**WRITTEN EXERCISE:**
What is the count of lines in the listing below that hold the string "ChIP"? Reply with that number alone.

**EXCERPTED RECORDS:**

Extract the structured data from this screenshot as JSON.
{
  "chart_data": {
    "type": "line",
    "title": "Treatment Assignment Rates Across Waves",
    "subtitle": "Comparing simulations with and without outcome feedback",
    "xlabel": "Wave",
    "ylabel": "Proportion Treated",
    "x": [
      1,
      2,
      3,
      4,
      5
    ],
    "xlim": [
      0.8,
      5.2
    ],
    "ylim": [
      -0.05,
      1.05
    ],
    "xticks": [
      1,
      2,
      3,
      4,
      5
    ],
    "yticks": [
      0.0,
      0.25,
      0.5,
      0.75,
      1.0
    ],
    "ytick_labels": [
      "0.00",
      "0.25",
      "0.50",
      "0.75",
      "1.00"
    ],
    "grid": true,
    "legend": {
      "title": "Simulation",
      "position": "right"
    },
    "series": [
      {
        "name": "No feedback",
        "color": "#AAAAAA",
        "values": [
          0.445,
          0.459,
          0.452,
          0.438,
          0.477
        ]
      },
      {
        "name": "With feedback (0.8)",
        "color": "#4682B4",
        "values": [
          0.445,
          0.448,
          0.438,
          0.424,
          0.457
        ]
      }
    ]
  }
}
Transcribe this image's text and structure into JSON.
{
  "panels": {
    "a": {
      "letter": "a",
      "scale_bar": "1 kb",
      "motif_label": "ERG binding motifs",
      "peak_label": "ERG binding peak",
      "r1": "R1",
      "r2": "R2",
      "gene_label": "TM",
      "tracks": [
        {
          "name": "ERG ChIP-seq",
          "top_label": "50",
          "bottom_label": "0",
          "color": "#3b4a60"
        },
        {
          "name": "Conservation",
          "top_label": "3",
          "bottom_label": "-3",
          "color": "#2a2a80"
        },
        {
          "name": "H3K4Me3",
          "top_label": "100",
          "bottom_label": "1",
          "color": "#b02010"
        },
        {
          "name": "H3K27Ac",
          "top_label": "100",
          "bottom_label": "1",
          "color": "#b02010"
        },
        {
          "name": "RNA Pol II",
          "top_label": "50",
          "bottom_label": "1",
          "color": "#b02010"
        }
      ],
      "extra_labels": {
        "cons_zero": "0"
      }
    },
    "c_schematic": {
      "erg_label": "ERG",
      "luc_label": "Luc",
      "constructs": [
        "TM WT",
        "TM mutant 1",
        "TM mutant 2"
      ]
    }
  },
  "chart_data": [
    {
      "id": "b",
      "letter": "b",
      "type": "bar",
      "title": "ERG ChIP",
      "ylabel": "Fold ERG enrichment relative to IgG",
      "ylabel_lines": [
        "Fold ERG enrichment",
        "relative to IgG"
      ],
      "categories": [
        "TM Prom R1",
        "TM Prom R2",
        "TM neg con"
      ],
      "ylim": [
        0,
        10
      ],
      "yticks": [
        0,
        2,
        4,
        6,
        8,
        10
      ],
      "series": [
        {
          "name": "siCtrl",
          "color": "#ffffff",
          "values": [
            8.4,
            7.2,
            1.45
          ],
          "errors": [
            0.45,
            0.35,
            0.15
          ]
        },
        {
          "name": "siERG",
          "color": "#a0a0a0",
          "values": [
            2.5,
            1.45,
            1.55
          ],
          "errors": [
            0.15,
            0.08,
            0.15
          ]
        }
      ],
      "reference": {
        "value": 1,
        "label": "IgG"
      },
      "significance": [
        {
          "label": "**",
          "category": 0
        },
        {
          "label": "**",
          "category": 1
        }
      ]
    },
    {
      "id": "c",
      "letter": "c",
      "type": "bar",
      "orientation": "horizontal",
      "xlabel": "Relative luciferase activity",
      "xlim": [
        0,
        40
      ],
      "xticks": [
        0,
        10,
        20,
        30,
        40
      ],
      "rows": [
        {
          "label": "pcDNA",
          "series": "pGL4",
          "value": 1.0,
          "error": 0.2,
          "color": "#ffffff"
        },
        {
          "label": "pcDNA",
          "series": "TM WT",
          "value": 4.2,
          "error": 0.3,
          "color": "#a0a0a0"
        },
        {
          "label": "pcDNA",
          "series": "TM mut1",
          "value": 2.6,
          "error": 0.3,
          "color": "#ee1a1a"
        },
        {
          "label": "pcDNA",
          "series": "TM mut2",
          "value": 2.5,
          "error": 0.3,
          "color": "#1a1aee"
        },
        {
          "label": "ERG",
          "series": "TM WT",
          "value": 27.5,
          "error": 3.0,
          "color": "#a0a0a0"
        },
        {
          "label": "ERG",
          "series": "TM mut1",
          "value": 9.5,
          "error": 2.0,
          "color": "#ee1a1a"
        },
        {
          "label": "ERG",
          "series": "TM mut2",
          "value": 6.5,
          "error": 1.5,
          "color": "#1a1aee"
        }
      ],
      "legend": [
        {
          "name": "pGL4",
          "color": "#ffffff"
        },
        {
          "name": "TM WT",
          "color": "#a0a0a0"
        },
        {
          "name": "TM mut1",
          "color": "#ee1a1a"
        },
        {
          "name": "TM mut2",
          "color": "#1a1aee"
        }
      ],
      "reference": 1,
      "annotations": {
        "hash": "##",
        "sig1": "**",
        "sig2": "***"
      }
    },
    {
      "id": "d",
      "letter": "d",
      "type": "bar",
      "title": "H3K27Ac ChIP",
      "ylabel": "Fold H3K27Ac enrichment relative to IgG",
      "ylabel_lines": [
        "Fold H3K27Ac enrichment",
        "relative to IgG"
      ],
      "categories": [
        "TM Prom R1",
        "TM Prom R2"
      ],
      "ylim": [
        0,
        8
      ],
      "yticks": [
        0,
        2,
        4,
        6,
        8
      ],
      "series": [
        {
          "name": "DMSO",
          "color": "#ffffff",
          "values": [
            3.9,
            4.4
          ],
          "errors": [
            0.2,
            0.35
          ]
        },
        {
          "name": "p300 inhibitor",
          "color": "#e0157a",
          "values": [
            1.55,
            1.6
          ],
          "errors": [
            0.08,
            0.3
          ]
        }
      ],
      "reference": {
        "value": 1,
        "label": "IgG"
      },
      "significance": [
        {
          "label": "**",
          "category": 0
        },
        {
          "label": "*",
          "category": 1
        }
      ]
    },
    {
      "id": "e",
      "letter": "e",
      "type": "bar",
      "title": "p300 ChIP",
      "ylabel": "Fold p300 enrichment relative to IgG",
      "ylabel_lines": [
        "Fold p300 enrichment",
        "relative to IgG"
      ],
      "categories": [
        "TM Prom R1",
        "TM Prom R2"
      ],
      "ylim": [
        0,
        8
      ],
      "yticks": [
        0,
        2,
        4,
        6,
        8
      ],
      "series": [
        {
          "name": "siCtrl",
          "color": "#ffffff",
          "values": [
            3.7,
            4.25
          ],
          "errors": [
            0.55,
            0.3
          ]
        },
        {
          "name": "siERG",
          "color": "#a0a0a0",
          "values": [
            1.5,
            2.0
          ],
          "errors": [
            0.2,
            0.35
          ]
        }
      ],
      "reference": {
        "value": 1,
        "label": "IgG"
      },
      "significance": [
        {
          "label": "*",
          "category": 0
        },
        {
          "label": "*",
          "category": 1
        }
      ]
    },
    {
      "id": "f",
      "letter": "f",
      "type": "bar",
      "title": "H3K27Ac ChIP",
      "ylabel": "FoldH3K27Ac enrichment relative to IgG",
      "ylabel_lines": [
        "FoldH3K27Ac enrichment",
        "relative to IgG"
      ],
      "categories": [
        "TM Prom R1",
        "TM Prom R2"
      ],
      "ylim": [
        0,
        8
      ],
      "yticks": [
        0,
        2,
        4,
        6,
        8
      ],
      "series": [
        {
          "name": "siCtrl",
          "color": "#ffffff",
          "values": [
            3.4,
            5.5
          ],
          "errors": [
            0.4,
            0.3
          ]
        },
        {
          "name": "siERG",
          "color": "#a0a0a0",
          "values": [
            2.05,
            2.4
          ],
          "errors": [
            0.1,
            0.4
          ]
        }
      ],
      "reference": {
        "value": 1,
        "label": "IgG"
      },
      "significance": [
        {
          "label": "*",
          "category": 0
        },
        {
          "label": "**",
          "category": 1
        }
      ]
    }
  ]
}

**EXERCISE OUTPUT:**
5